═════ Records for the task
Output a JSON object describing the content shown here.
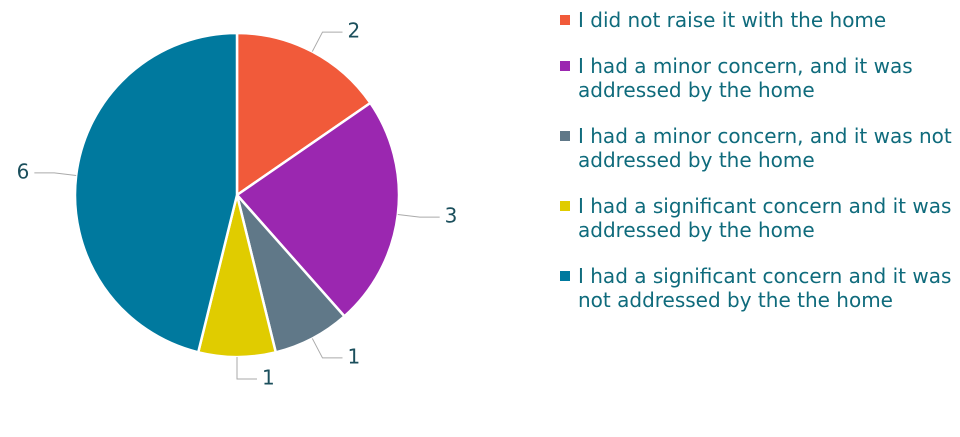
{
  "chart_data": {
    "type": "pie",
    "categories": [
      "I did not raise it with the home",
      "I had a minor concern, and it was addressed by the home",
      "I had a minor concern, and it was not addressed by the home",
      "I had a significant concern and it was addressed by the home",
      "I had a significant concern and it was not addressed by the the home"
    ],
    "values": [
      2,
      3,
      1,
      1,
      6
    ],
    "colors": [
      "#f15a3a",
      "#9b27b0",
      "#607888",
      "#e0cc00",
      "#00799e"
    ],
    "legend": "right"
  }
}
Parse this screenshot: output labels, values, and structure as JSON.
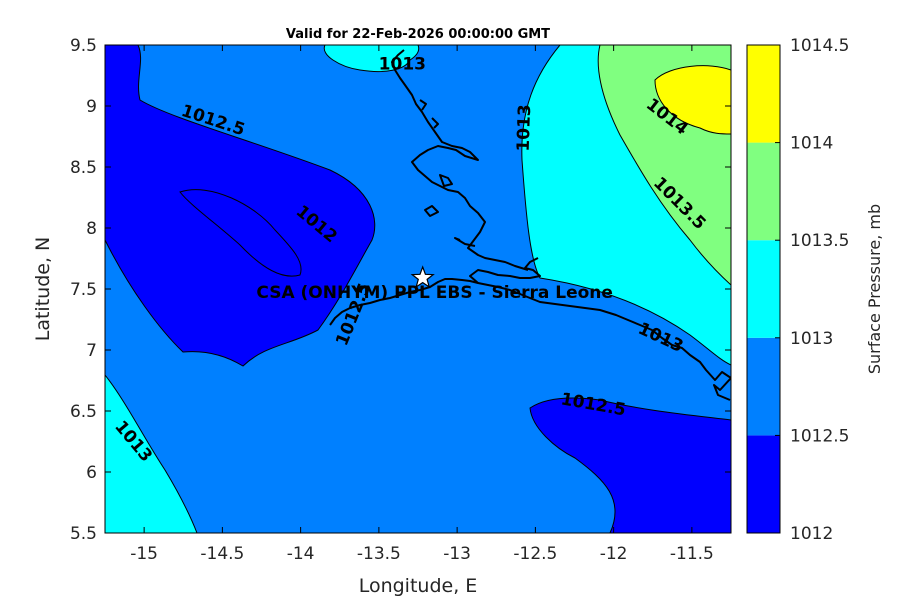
{
  "title": "Valid for 22-Feb-2026 00:00:00 GMT",
  "site_label": "CSA (ONHYM) PPL EBS  - Sierra Leone",
  "site": {
    "lon": -13.22,
    "lat": 7.59
  },
  "x_axis": {
    "label": "Longitude, E",
    "range": [
      -15.25,
      -11.25
    ],
    "ticks": [
      -15,
      -14.5,
      -14,
      -13.5,
      -13,
      -12.5,
      -12,
      -11.5
    ],
    "tick_labels": [
      "-15",
      "-14.5",
      "-14",
      "-13.5",
      "-13",
      "-12.5",
      "-12",
      "-11.5"
    ]
  },
  "y_axis": {
    "label": "Latitude, N",
    "range": [
      5.5,
      9.5
    ],
    "ticks": [
      5.5,
      6,
      6.5,
      7,
      7.5,
      8,
      8.5,
      9,
      9.5
    ],
    "tick_labels": [
      "5.5",
      "6",
      "6.5",
      "7",
      "7.5",
      "8",
      "8.5",
      "9",
      "9.5"
    ]
  },
  "colorbar": {
    "label": "Surface Pressure, mb",
    "levels": [
      1012,
      1012.5,
      1013,
      1013.5,
      1014,
      1014.5
    ],
    "level_labels": [
      "1012",
      "1012.5",
      "1013",
      "1013.5",
      "1014",
      "1014.5"
    ],
    "colors": [
      "#0000ff",
      "#0080ff",
      "#00ffff",
      "#80ff80",
      "#ffff00",
      "#ff8000"
    ]
  },
  "contour_labels": [
    {
      "text": "1012.5",
      "lon": -14.56,
      "lat": 8.88,
      "angle": 18
    },
    {
      "text": "1012",
      "lon": -13.9,
      "lat": 8.03,
      "angle": 40
    },
    {
      "text": "1012.5",
      "lon": -13.66,
      "lat": 7.29,
      "angle": -68
    },
    {
      "text": "1013",
      "lon": -13.35,
      "lat": 9.34,
      "angle": 0
    },
    {
      "text": "1013",
      "lon": -12.57,
      "lat": 8.82,
      "angle": -88
    },
    {
      "text": "1014",
      "lon": -11.66,
      "lat": 8.91,
      "angle": 38
    },
    {
      "text": "1013.5",
      "lon": -11.58,
      "lat": 8.2,
      "angle": 45
    },
    {
      "text": "1013",
      "lon": -11.7,
      "lat": 7.1,
      "angle": 25
    },
    {
      "text": "1012.5",
      "lon": -12.13,
      "lat": 6.55,
      "angle": 10
    },
    {
      "text": "1013",
      "lon": -15.07,
      "lat": 6.25,
      "angle": 50
    }
  ],
  "chart_data": {
    "type": "heatmap",
    "title": "Valid for 22-Feb-2026 00:00:00 GMT",
    "xlabel": "Longitude, E",
    "ylabel": "Latitude, N",
    "xlim": [
      -15.25,
      -11.25
    ],
    "ylim": [
      5.5,
      9.5
    ],
    "colorbar_label": "Surface Pressure, mb",
    "colorbar_range": [
      1012,
      1014.5
    ],
    "contour_levels": [
      1012,
      1012.5,
      1013,
      1013.5,
      1014
    ],
    "site": "CSA (ONHYM) PPL EBS  - Sierra Leone"
  }
}
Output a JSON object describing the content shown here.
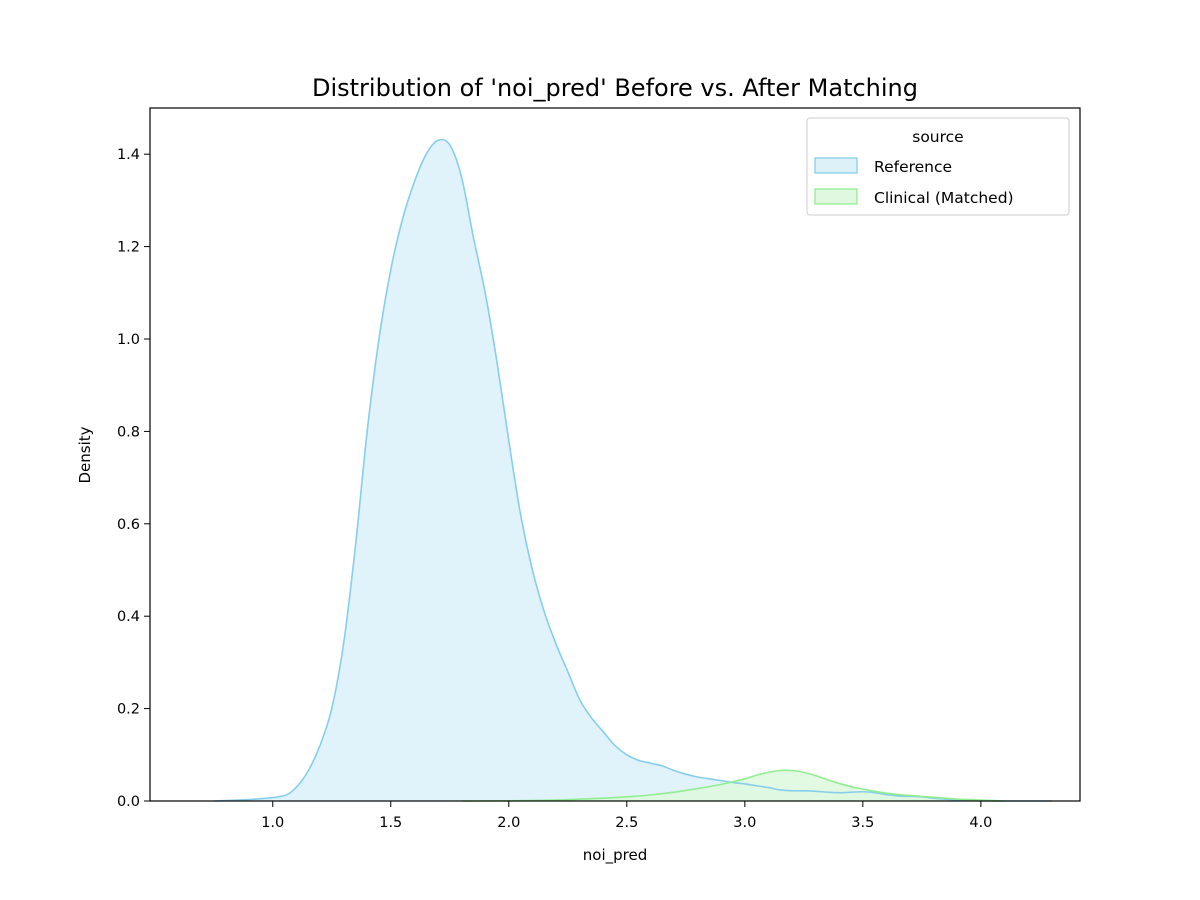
{
  "chart_data": {
    "type": "area",
    "title": "Distribution of 'noi_pred' Before vs. After Matching",
    "xlabel": "noi_pred",
    "ylabel": "Density",
    "xlim": [
      0.48,
      4.42
    ],
    "ylim": [
      0,
      1.5
    ],
    "xticks": [
      1.0,
      1.5,
      2.0,
      2.5,
      3.0,
      3.5,
      4.0
    ],
    "xtick_labels": [
      "1.0",
      "1.5",
      "2.0",
      "2.5",
      "3.0",
      "3.5",
      "4.0"
    ],
    "yticks": [
      0.0,
      0.2,
      0.4,
      0.6,
      0.8,
      1.0,
      1.2,
      1.4
    ],
    "ytick_labels": [
      "0.0",
      "0.2",
      "0.4",
      "0.6",
      "0.8",
      "1.0",
      "1.2",
      "1.4"
    ],
    "grid": false,
    "legend": {
      "title": "source",
      "placement": "top-right",
      "entries": [
        "Reference",
        "Clinical (Matched)"
      ]
    },
    "series": [
      {
        "name": "Reference",
        "color": "#87ceeb",
        "fill": "#ddf1f9",
        "x": [
          0.75,
          0.85,
          0.95,
          1.05,
          1.1,
          1.15,
          1.2,
          1.25,
          1.3,
          1.35,
          1.4,
          1.45,
          1.5,
          1.55,
          1.6,
          1.65,
          1.7,
          1.75,
          1.8,
          1.85,
          1.9,
          1.95,
          2.0,
          2.05,
          2.1,
          2.15,
          2.2,
          2.25,
          2.3,
          2.35,
          2.4,
          2.45,
          2.5,
          2.55,
          2.6,
          2.65,
          2.7,
          2.75,
          2.8,
          2.85,
          2.9,
          2.95,
          3.0,
          3.05,
          3.1,
          3.15,
          3.2,
          3.25,
          3.3,
          3.35,
          3.4,
          3.45,
          3.5,
          3.55,
          3.6,
          3.65,
          3.7,
          3.75,
          3.8,
          3.85,
          3.9,
          3.95,
          4.0,
          4.1,
          4.3
        ],
        "y": [
          0.0,
          0.002,
          0.005,
          0.012,
          0.03,
          0.065,
          0.12,
          0.2,
          0.34,
          0.55,
          0.8,
          1.0,
          1.15,
          1.26,
          1.34,
          1.4,
          1.43,
          1.42,
          1.35,
          1.22,
          1.1,
          0.95,
          0.78,
          0.62,
          0.5,
          0.41,
          0.34,
          0.28,
          0.22,
          0.18,
          0.15,
          0.12,
          0.1,
          0.088,
          0.082,
          0.076,
          0.066,
          0.058,
          0.052,
          0.048,
          0.044,
          0.04,
          0.037,
          0.033,
          0.029,
          0.024,
          0.022,
          0.022,
          0.021,
          0.019,
          0.018,
          0.019,
          0.02,
          0.018,
          0.014,
          0.011,
          0.01,
          0.009,
          0.006,
          0.004,
          0.002,
          0.001,
          0.0005,
          0.0,
          0.0
        ]
      },
      {
        "name": "Clinical (Matched)",
        "color": "#90ee90",
        "fill": "#dff8df",
        "x": [
          1.8,
          2.0,
          2.2,
          2.3,
          2.4,
          2.5,
          2.6,
          2.7,
          2.8,
          2.9,
          3.0,
          3.05,
          3.1,
          3.15,
          3.2,
          3.25,
          3.3,
          3.35,
          3.4,
          3.45,
          3.5,
          3.55,
          3.6,
          3.65,
          3.7,
          3.75,
          3.8,
          3.85,
          3.9,
          3.95,
          4.0,
          4.05,
          4.1
        ],
        "y": [
          0.0,
          0.0005,
          0.002,
          0.004,
          0.006,
          0.009,
          0.013,
          0.019,
          0.027,
          0.036,
          0.048,
          0.056,
          0.062,
          0.066,
          0.066,
          0.062,
          0.055,
          0.046,
          0.038,
          0.031,
          0.026,
          0.021,
          0.017,
          0.014,
          0.012,
          0.01,
          0.008,
          0.006,
          0.004,
          0.003,
          0.002,
          0.001,
          0.0
        ]
      }
    ]
  }
}
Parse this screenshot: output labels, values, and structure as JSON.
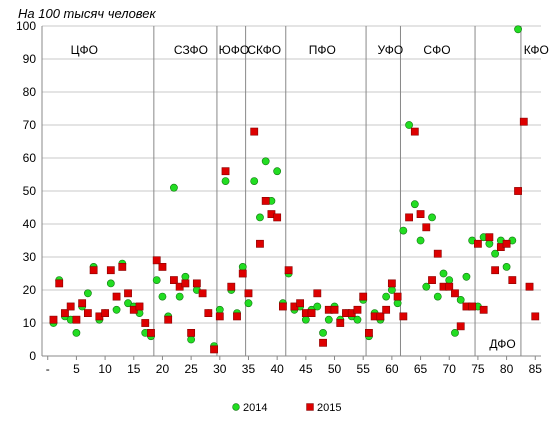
══════════
» **Stated goal**: Transcribe every entry word for word, but skip the pictures.

» **Finished answer**:
Output a JSON object describing the content shown here.
{
  "chart_data": {
    "type": "pie",
    "categories": [
      "I did not raise it with the home",
      "I had a minor concern, and it was addressed by the home",
      "I had a minor concern, and it was not addressed by the home",
      "I had a significant concern and it was addressed by the home",
      "I had a significant concern and it was not addressed by the the home"
    ],
    "values": [
      2,
      3,
      1,
      1,
      6
    ],
    "colors": [
      "#f15a3a",
      "#9b27b0",
      "#607888",
      "#e0cc00",
      "#00799e"
    ],
    "legend": "right"
  }
}
Parse this screenshot: output labels, values, and structure as JSON.
{
  "title": "Valid for 22-Feb-2026 00:00:00 GMT",
  "site_label": "CSA (ONHYM) PPL EBS  - Sierra Leone",
  "site": {
    "lon": -13.22,
    "lat": 7.59
  },
  "x_axis": {
    "label": "Longitude, E",
    "range": [
      -15.25,
      -11.25
    ],
    "ticks": [
      -15,
      -14.5,
      -14,
      -13.5,
      -13,
      -12.5,
      -12,
      -11.5
    ],
    "tick_labels": [
      "-15",
      "-14.5",
      "-14",
      "-13.5",
      "-13",
      "-12.5",
      "-12",
      "-11.5"
    ]
  },
  "y_axis": {
    "label": "Latitude, N",
    "range": [
      5.5,
      9.5
    ],
    "ticks": [
      5.5,
      6,
      6.5,
      7,
      7.5,
      8,
      8.5,
      9,
      9.5
    ],
    "tick_labels": [
      "5.5",
      "6",
      "6.5",
      "7",
      "7.5",
      "8",
      "8.5",
      "9",
      "9.5"
    ]
  },
  "colorbar": {
    "label": "Surface Pressure, mb",
    "levels": [
      1012,
      1012.5,
      1013,
      1013.5,
      1014,
      1014.5
    ],
    "level_labels": [
      "1012",
      "1012.5",
      "1013",
      "1013.5",
      "1014",
      "1014.5"
    ],
    "colors": [
      "#0000ff",
      "#0080ff",
      "#00ffff",
      "#80ff80",
      "#ffff00",
      "#ff8000"
    ]
  },
  "contour_labels": [
    {
      "text": "1012.5",
      "lon": -14.56,
      "lat": 8.88,
      "angle": 18
    },
    {
      "text": "1012",
      "lon": -13.9,
      "lat": 8.03,
      "angle": 40
    },
    {
      "text": "1012.5",
      "lon": -13.66,
      "lat": 7.29,
      "angle": -68
    },
    {
      "text": "1013",
      "lon": -13.35,
      "lat": 9.34,
      "angle": 0
    },
    {
      "text": "1013",
      "lon": -12.57,
      "lat": 8.82,
      "angle": -88
    },
    {
      "text": "1014",
      "lon": -11.66,
      "lat": 8.91,
      "angle": 38
    },
    {
      "text": "1013.5",
      "lon": -11.58,
      "lat": 8.2,
      "angle": 45
    },
    {
      "text": "1013",
      "lon": -11.7,
      "lat": 7.1,
      "angle": 25
    },
    {
      "text": "1012.5",
      "lon": -12.13,
      "lat": 6.55,
      "angle": 10
    },
    {
      "text": "1013",
      "lon": -15.07,
      "lat": 6.25,
      "angle": 50
    }
  ],
  "chart_data": {
    "type": "heatmap",
    "title": "Valid for 22-Feb-2026 00:00:00 GMT",
    "xlabel": "Longitude, E",
    "ylabel": "Latitude, N",
    "xlim": [
      -15.25,
      -11.25
    ],
    "ylim": [
      5.5,
      9.5
    ],
    "colorbar_label": "Surface Pressure, mb",
    "colorbar_range": [
      1012,
      1014.5
    ],
    "contour_levels": [
      1012,
      1012.5,
      1013,
      1013.5,
      1014
    ],
    "site": "CSA (ONHYM) PPL EBS  - Sierra Leone"
  }
}
Output a JSON object describing the content shown here.
{
  "chart_data": {
    "type": "area",
    "title": "Distribution of 'noi_pred' Before vs. After Matching",
    "xlabel": "noi_pred",
    "ylabel": "Density",
    "xlim": [
      0.48,
      4.42
    ],
    "ylim": [
      0,
      1.5
    ],
    "xticks": [
      1.0,
      1.5,
      2.0,
      2.5,
      3.0,
      3.5,
      4.0
    ],
    "xtick_labels": [
      "1.0",
      "1.5",
      "2.0",
      "2.5",
      "3.0",
      "3.5",
      "4.0"
    ],
    "yticks": [
      0.0,
      0.2,
      0.4,
      0.6,
      0.8,
      1.0,
      1.2,
      1.4
    ],
    "ytick_labels": [
      "0.0",
      "0.2",
      "0.4",
      "0.6",
      "0.8",
      "1.0",
      "1.2",
      "1.4"
    ],
    "grid": false,
    "legend": {
      "title": "source",
      "placement": "top-right",
      "entries": [
        "Reference",
        "Clinical (Matched)"
      ]
    },
    "series": [
      {
        "name": "Reference",
        "color": "#87ceeb",
        "fill": "#ddf1f9",
        "x": [
          0.75,
          0.85,
          0.95,
          1.05,
          1.1,
          1.15,
          1.2,
          1.25,
          1.3,
          1.35,
          1.4,
          1.45,
          1.5,
          1.55,
          1.6,
          1.65,
          1.7,
          1.75,
          1.8,
          1.85,
          1.9,
          1.95,
          2.0,
          2.05,
          2.1,
          2.15,
          2.2,
          2.25,
          2.3,
          2.35,
          2.4,
          2.45,
          2.5,
          2.55,
          2.6,
          2.65,
          2.7,
          2.75,
          2.8,
          2.85,
          2.9,
          2.95,
          3.0,
          3.05,
          3.1,
          3.15,
          3.2,
          3.25,
          3.3,
          3.35,
          3.4,
          3.45,
          3.5,
          3.55,
          3.6,
          3.65,
          3.7,
          3.75,
          3.8,
          3.85,
          3.9,
          3.95,
          4.0,
          4.1,
          4.3
        ],
        "y": [
          0.0,
          0.002,
          0.005,
          0.012,
          0.03,
          0.065,
          0.12,
          0.2,
          0.34,
          0.55,
          0.8,
          1.0,
          1.15,
          1.26,
          1.34,
          1.4,
          1.43,
          1.42,
          1.35,
          1.22,
          1.1,
          0.95,
          0.78,
          0.62,
          0.5,
          0.41,
          0.34,
          0.28,
          0.22,
          0.18,
          0.15,
          0.12,
          0.1,
          0.088,
          0.082,
          0.076,
          0.066,
          0.058,
          0.052,
          0.048,
          0.044,
          0.04,
          0.037,
          0.033,
          0.029,
          0.024,
          0.022,
          0.022,
          0.021,
          0.019,
          0.018,
          0.019,
          0.02,
          0.018,
          0.014,
          0.011,
          0.01,
          0.009,
          0.006,
          0.004,
          0.002,
          0.001,
          0.0005,
          0.0,
          0.0
        ]
      },
      {
        "name": "Clinical (Matched)",
        "color": "#90ee90",
        "fill": "#dff8df",
        "x": [
          1.8,
          2.0,
          2.2,
          2.3,
          2.4,
          2.5,
          2.6,
          2.7,
          2.8,
          2.9,
          3.0,
          3.05,
          3.1,
          3.15,
          3.2,
          3.25,
          3.3,
          3.35,
          3.4,
          3.45,
          3.5,
          3.55,
          3.6,
          3.65,
          3.7,
          3.75,
          3.8,
          3.85,
          3.9,
          3.95,
          4.0,
          4.05,
          4.1
        ],
        "y": [
          0.0,
          0.0005,
          0.002,
          0.004,
          0.006,
          0.009,
          0.013,
          0.019,
          0.027,
          0.036,
          0.048,
          0.056,
          0.062,
          0.066,
          0.066,
          0.062,
          0.055,
          0.046,
          0.038,
          0.031,
          0.026,
          0.021,
          0.017,
          0.014,
          0.012,
          0.01,
          0.008,
          0.006,
          0.004,
          0.003,
          0.002,
          0.001,
          0.0
        ]
      }
    ]
  }
}
Parse this screenshot: output labels, values, and structure as JSON.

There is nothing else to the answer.